• Short exercise
From the listing below, extract each line containing the string "původně".

* * * * * * *

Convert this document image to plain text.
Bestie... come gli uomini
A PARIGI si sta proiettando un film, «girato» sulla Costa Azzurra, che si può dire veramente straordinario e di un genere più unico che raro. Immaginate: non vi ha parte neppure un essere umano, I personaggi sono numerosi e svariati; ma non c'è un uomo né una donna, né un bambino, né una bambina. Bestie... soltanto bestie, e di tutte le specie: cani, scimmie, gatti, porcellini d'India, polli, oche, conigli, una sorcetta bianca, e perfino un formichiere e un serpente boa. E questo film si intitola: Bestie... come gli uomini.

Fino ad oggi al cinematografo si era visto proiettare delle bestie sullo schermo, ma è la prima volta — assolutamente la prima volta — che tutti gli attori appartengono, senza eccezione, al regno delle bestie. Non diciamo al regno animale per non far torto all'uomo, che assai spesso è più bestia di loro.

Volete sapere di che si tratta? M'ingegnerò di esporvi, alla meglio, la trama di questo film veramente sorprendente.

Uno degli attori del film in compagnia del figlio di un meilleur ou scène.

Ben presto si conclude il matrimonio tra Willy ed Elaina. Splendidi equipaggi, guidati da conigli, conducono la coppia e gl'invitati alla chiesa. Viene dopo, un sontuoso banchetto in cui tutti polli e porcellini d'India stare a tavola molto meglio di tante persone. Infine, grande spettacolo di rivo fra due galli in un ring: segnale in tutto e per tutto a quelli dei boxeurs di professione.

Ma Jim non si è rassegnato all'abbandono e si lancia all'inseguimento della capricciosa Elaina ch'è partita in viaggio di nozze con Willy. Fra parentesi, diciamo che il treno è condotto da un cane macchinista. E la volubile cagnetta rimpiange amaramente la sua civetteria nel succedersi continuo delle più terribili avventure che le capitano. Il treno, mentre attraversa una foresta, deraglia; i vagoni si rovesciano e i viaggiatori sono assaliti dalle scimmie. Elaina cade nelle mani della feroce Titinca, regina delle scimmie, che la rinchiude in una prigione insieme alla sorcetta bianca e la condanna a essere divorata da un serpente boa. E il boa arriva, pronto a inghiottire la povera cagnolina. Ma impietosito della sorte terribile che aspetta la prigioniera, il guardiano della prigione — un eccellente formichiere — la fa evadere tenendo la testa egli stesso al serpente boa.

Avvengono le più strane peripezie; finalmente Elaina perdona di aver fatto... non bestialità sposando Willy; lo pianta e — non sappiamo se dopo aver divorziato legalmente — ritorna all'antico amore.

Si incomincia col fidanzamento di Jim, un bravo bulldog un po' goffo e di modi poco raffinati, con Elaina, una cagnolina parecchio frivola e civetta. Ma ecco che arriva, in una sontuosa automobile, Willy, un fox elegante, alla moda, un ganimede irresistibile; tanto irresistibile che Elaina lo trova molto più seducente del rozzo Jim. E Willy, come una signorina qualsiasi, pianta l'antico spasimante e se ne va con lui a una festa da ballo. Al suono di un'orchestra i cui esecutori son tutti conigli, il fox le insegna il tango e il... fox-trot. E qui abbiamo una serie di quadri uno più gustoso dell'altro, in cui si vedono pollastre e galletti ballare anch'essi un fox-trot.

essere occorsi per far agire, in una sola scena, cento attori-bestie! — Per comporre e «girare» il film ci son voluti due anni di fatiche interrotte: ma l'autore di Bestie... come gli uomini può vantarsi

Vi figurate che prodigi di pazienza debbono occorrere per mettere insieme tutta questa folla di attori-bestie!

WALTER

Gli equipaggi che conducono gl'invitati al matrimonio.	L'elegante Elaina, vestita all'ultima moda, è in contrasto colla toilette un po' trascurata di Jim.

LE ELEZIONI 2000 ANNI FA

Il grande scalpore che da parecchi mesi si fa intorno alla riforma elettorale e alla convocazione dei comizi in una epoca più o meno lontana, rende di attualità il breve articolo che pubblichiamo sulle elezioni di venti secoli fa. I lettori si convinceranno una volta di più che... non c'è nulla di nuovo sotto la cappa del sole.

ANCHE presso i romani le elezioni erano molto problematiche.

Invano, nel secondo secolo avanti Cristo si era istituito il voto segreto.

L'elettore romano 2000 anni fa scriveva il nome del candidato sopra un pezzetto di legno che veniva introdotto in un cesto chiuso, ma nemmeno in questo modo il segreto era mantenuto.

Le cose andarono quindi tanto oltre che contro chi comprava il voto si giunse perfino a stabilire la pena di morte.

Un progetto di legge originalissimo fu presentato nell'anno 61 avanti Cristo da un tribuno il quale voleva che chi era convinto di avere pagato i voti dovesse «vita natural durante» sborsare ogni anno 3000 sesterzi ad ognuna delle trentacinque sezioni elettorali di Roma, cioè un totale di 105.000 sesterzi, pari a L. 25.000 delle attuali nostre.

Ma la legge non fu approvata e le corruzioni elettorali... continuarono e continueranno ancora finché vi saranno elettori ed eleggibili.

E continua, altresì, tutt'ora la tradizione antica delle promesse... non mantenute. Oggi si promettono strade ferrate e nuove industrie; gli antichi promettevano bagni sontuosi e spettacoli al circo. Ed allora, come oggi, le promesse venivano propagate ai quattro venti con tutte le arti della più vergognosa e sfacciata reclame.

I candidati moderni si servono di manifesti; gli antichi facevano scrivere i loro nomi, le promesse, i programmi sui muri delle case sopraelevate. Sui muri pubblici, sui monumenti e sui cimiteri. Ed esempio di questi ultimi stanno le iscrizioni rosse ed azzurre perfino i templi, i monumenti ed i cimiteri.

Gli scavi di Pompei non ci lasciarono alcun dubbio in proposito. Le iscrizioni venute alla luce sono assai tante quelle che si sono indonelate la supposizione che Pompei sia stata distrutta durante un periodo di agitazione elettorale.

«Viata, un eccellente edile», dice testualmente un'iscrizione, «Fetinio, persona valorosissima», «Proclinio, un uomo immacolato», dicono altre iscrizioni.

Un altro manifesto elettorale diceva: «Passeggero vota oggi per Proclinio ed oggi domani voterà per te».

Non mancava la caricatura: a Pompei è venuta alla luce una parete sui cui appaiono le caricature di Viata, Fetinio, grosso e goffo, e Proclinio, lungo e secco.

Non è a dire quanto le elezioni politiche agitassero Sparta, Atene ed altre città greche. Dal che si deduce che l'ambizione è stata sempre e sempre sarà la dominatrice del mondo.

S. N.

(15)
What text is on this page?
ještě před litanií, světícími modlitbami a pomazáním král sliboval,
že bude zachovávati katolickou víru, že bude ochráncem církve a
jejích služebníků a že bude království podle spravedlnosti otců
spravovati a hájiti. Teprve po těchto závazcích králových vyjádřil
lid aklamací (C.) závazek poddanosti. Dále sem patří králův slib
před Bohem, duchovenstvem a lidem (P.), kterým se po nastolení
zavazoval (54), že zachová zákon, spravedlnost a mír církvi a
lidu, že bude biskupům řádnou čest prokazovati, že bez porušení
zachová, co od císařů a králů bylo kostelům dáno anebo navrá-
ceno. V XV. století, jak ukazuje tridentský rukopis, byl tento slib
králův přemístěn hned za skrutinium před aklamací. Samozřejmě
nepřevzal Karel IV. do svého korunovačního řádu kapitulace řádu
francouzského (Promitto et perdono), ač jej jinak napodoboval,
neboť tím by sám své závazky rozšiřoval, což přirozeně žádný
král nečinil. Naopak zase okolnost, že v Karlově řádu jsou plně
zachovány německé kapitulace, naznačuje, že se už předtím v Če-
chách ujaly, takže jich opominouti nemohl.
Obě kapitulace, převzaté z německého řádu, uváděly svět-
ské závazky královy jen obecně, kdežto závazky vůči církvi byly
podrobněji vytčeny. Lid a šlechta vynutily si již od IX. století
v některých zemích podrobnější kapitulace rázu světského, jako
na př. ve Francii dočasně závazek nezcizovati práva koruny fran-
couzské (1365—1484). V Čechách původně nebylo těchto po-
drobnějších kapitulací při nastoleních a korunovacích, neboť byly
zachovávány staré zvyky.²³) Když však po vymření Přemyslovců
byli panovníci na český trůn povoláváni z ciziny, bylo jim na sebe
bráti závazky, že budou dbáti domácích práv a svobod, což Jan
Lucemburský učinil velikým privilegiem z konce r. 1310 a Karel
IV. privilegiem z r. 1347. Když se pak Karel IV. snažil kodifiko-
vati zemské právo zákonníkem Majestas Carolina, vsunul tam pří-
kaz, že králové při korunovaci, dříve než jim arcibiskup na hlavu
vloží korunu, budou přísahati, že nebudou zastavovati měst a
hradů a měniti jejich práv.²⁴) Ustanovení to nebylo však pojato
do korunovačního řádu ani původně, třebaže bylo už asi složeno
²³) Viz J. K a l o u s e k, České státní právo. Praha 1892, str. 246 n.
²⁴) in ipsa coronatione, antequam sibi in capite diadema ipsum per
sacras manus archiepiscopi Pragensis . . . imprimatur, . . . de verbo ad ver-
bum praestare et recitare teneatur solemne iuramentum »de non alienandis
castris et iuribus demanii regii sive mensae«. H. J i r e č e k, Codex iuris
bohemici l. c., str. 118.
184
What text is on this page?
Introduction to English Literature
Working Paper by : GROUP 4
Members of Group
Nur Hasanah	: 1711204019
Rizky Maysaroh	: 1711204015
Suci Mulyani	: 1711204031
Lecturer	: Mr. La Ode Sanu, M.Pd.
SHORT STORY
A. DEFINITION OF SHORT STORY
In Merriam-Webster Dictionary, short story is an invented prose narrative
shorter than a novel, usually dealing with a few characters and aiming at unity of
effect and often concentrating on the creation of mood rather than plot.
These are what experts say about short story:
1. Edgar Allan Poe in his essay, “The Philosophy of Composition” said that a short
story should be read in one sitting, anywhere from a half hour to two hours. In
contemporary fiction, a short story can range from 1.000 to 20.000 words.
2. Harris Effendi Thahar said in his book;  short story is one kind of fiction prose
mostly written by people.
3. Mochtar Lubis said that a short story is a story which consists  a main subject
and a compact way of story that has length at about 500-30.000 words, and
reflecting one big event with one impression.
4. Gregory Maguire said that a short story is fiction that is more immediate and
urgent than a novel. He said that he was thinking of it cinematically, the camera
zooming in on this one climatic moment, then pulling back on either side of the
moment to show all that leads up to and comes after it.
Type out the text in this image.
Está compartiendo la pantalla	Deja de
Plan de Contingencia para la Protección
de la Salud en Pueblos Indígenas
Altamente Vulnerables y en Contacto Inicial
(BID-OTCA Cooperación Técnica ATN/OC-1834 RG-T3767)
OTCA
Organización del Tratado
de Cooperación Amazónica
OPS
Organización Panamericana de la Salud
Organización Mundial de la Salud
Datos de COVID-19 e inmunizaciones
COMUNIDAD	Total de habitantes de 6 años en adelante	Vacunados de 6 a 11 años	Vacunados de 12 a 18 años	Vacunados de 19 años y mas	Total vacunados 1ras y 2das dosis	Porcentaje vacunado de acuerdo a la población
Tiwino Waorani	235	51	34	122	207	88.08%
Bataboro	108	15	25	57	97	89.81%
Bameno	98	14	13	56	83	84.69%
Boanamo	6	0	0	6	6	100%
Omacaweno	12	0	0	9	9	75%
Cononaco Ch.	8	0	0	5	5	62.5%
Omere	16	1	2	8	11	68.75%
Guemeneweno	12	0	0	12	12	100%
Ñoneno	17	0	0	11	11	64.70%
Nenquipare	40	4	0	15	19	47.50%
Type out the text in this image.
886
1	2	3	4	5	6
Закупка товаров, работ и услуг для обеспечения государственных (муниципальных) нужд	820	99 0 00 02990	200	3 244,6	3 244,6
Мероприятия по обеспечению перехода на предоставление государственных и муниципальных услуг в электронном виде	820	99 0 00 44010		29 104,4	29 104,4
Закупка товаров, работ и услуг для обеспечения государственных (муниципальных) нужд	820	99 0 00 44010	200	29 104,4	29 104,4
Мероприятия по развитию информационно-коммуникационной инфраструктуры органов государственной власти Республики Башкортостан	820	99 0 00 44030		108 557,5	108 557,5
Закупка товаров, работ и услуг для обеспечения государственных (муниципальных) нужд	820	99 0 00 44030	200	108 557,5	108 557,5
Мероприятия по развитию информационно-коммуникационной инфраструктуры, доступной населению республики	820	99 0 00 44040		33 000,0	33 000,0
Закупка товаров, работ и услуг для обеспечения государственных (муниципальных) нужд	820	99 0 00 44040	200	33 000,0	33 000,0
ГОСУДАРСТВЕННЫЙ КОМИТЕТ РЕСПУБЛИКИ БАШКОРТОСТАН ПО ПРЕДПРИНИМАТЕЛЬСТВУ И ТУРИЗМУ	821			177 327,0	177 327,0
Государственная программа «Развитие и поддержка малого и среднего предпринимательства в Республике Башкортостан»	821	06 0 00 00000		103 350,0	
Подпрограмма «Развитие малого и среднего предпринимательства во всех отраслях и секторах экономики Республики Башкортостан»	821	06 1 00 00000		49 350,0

* * * * * * *

• The completed task
couzské (1365—1484). V Čechách původně nebylo těchto po-
do korunovačního řádu ani původně, třebaže bylo už asi složeno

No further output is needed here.